Pull out all lines from the listing below in which the word "збагачений" appears.
□ □ □ □ □ □ □
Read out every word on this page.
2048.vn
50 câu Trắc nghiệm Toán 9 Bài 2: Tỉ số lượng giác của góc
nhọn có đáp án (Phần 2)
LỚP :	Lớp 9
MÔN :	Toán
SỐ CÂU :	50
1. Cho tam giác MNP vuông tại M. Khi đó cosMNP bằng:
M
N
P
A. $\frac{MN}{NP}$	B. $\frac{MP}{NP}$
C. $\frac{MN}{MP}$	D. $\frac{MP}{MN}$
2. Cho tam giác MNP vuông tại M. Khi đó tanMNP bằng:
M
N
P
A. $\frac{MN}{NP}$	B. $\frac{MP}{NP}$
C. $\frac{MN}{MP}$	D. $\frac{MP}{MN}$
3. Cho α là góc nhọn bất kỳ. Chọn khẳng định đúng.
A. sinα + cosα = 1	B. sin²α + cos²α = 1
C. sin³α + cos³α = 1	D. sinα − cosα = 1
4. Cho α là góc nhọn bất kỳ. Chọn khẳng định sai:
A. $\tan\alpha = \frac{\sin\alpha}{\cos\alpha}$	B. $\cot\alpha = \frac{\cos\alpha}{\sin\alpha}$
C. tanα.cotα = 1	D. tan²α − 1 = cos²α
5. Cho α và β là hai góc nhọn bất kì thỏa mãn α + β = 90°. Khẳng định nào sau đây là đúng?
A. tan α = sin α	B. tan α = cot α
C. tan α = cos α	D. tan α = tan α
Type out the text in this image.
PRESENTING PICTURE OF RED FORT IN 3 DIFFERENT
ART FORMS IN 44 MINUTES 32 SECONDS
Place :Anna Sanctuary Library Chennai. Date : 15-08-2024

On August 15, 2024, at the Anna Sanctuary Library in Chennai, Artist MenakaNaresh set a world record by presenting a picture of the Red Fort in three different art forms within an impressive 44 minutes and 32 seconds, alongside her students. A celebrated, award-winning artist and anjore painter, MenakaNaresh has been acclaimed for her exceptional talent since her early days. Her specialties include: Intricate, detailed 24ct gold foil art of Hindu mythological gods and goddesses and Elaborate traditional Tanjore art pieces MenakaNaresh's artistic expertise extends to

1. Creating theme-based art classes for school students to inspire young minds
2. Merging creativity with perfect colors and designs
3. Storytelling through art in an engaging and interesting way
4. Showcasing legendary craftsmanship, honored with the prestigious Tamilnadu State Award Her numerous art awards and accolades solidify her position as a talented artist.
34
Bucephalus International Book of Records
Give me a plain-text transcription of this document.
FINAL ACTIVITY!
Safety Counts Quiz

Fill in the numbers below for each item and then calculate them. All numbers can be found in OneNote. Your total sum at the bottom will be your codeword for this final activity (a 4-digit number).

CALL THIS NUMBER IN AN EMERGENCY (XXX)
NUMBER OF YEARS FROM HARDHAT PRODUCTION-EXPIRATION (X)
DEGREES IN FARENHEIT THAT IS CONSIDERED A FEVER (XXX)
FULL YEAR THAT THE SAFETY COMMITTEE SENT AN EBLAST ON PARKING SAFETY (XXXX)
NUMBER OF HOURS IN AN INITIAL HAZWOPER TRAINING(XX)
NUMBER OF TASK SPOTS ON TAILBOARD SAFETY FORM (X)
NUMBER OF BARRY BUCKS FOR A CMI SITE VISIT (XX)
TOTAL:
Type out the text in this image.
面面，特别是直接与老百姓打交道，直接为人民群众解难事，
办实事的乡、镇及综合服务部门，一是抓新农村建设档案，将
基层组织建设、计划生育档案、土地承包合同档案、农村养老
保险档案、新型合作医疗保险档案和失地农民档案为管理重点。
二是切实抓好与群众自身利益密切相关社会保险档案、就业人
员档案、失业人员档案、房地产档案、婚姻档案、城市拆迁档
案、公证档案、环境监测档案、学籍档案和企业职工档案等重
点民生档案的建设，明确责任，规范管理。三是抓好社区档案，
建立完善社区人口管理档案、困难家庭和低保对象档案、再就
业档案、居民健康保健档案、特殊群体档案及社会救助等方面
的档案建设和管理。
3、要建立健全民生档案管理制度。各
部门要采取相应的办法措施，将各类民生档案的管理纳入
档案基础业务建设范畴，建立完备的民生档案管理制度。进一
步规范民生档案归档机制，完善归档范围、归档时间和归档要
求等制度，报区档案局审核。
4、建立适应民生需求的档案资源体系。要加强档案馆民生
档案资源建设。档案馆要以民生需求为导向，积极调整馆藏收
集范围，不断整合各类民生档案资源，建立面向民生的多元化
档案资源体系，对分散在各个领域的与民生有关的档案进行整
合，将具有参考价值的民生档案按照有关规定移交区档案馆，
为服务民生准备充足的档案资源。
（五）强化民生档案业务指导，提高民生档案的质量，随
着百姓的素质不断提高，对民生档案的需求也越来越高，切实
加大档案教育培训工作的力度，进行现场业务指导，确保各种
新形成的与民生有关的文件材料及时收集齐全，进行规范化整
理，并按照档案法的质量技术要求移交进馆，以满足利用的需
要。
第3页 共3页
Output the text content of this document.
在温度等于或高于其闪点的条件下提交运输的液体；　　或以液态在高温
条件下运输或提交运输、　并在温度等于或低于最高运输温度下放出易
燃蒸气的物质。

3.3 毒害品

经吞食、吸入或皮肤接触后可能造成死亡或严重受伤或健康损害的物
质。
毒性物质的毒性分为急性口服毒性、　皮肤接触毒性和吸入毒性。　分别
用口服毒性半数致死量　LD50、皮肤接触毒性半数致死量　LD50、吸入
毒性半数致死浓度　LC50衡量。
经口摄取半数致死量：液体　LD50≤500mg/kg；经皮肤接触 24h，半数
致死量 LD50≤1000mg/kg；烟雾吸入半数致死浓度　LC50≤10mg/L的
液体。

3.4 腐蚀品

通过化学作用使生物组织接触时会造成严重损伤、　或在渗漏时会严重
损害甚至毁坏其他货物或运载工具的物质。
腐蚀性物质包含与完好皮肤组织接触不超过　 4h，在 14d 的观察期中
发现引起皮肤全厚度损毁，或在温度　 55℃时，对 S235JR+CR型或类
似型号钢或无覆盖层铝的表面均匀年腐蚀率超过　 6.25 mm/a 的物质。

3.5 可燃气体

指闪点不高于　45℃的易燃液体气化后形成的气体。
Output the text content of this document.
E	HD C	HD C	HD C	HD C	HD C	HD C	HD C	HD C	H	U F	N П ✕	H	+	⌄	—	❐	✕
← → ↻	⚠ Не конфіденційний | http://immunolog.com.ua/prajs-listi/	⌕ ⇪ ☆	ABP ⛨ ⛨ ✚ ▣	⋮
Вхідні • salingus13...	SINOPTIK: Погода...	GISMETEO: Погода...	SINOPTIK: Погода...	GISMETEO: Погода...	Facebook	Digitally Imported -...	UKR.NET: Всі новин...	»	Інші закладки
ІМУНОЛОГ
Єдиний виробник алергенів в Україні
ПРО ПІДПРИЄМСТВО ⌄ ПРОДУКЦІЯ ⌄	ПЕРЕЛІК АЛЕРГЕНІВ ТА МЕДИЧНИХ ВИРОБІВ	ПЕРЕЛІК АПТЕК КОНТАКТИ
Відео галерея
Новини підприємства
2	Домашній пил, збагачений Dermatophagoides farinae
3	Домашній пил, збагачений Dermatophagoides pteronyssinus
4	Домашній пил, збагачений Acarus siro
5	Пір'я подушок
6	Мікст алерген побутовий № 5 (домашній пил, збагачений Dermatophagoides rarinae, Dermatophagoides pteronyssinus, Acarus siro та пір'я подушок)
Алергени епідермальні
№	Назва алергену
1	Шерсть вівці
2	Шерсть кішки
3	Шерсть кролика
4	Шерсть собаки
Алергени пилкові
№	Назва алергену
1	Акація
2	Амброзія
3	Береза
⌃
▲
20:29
□ □ □ □ □ □ □
▸ Answer below
2	Домашній пил, збагачений Dermatophagoides farinae
3	Домашній пил, збагачений Dermatophagoides pteronyssinus
4	Домашній пил, збагачений Acarus siro
6	Мікст алерген побутовий № 5 (домашній пил, збагачений Dermatophagoides rarinae, Dermatophagoides pteronyssinus, Acarus siro та пір'я подушок)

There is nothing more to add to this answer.